Data extract
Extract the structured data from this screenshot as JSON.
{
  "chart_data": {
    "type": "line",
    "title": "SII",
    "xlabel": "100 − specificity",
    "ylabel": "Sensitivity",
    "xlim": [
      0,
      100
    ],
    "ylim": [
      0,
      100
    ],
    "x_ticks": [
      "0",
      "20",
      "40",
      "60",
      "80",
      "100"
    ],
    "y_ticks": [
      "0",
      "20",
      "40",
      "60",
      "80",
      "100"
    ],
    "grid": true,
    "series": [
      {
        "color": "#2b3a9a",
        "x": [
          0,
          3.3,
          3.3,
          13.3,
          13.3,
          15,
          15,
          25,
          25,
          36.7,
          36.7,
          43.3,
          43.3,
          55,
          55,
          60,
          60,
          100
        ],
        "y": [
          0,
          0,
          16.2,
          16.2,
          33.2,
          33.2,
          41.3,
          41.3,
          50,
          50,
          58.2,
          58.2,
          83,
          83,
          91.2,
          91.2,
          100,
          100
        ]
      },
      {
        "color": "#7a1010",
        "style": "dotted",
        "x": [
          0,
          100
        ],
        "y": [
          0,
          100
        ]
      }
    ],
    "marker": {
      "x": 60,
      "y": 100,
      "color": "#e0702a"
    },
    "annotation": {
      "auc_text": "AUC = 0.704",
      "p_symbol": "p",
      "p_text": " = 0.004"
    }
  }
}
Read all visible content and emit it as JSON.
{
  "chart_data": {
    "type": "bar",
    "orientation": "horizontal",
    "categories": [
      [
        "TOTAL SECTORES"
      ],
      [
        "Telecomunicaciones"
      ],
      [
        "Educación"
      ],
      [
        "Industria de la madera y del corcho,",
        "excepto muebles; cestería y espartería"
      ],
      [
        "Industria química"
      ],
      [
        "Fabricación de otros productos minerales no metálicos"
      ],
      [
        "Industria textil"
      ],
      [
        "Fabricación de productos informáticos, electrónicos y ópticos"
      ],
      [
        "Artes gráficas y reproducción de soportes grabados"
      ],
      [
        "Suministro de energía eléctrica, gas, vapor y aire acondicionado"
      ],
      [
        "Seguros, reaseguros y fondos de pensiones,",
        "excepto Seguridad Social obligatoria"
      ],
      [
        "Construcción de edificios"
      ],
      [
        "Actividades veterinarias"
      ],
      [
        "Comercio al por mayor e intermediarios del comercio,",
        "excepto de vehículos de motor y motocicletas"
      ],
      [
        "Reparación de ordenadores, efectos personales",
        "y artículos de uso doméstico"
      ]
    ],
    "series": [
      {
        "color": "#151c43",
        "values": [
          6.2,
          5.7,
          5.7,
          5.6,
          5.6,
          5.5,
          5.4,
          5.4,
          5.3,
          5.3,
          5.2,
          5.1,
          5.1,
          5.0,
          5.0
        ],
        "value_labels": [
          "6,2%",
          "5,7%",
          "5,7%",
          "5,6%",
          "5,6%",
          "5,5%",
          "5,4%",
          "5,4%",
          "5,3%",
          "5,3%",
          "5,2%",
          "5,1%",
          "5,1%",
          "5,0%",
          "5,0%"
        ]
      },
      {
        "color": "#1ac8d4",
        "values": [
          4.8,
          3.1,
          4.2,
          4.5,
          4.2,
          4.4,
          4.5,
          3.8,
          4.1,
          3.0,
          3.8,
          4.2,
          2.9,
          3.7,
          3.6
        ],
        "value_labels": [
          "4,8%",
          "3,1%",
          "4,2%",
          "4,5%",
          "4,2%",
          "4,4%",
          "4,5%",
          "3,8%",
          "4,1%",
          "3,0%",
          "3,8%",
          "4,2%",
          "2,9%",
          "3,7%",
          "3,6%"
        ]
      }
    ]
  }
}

Stated goal
Return all of the data precisely as it appears.

Output
Extract the structured data from this screenshot as JSON.
{
  "chart_data": {
    "type": "line",
    "title": "SII",
    "xlabel": "100 − specificity",
    "ylabel": "Sensitivity",
    "xlim": [
      0,
      100
    ],
    "ylim": [
      0,
      100
    ],
    "x_ticks": [
      "0",
      "20",
      "40",
      "60",
      "80",
      "100"
    ],
    "y_ticks": [
      "0",
      "20",
      "40",
      "60",
      "80",
      "100"
    ],
    "grid": true,
    "series": [
      {
        "color": "#2b3a9a",
        "x": [
          0,
          3.3,
          3.3,
          13.3,
          13.3,
          15,
          15,
          25,
          25,
          36.7,
          36.7,
          43.3,
          43.3,
          55,
          55,
          60,
          60,
          100
        ],
        "y": [
          0,
          0,
          16.2,
          16.2,
          33.2,
          33.2,
          41.3,
          41.3,
          50,
          50,
          58.2,
          58.2,
          83,
          83,
          91.2,
          91.2,
          100,
          100
        ]
      },
      {
        "color": "#7a1010",
        "style": "dotted",
        "x": [
          0,
          100
        ],
        "y": [
          0,
          100
        ]
      }
    ],
    "marker": {
      "x": 60,
      "y": 100,
      "color": "#e0702a"
    },
    "annotation": {
      "auc_text": "AUC = 0.704",
      "p_symbol": "p",
      "p_text": " = 0.004"
    }
  }
}
Read all visible content and emit it as JSON.
{
  "chart_data": {
    "type": "bar",
    "orientation": "horizontal",
    "categories": [
      [
        "TOTAL SECTORES"
      ],
      [
        "Telecomunicaciones"
      ],
      [
        "Educación"
      ],
      [
        "Industria de la madera y del corcho,",
        "excepto muebles; cestería y espartería"
      ],
      [
        "Industria química"
      ],
      [
        "Fabricación de otros productos minerales no metálicos"
      ],
      [
        "Industria textil"
      ],
      [
        "Fabricación de productos informáticos, electrónicos y ópticos"
      ],
      [
        "Artes gráficas y reproducción de soportes grabados"
      ],
      [
        "Suministro de energía eléctrica, gas, vapor y aire acondicionado"
      ],
      [
        "Seguros, reaseguros y fondos de pensiones,",
        "excepto Seguridad Social obligatoria"
      ],
      [
        "Construcción de edificios"
      ],
      [
        "Actividades veterinarias"
      ],
      [
        "Comercio al por mayor e intermediarios del comercio,",
        "excepto de vehículos de motor y motocicletas"
      ],
      [
        "Reparación de ordenadores, efectos personales",
        "y artículos de uso doméstico"
      ]
    ],
    "series": [
      {
        "color": "#151c43",
        "values": [
          6.2,
          5.7,
          5.7,
          5.6,
          5.6,
          5.5,
          5.4,
          5.4,
          5.3,
          5.3,
          5.2,
          5.1,
          5.1,
          5.0,
          5.0
        ],
        "value_labels": [
          "6,2%",
          "5,7%",
          "5,7%",
          "5,6%",
          "5,6%",
          "5,5%",
          "5,4%",
          "5,4%",
          "5,3%",
          "5,3%",
          "5,2%",
          "5,1%",
          "5,1%",
          "5,0%",
          "5,0%"
        ]
      },
      {
        "color": "#1ac8d4",
        "values": [
          4.8,
          3.1,
          4.2,
          4.5,
          4.2,
          4.4,
          4.5,
          3.8,
          4.1,
          3.0,
          3.8,
          4.2,
          2.9,
          3.7,
          3.6
        ],
        "value_labels": [
          "4,8%",
          "3,1%",
          "4,2%",
          "4,5%",
          "4,2%",
          "4,4%",
          "4,5%",
          "3,8%",
          "4,1%",
          "3,0%",
          "3,8%",
          "4,2%",
          "2,9%",
          "3,7%",
          "3,6%"
        ]
      }
    ]
  }
}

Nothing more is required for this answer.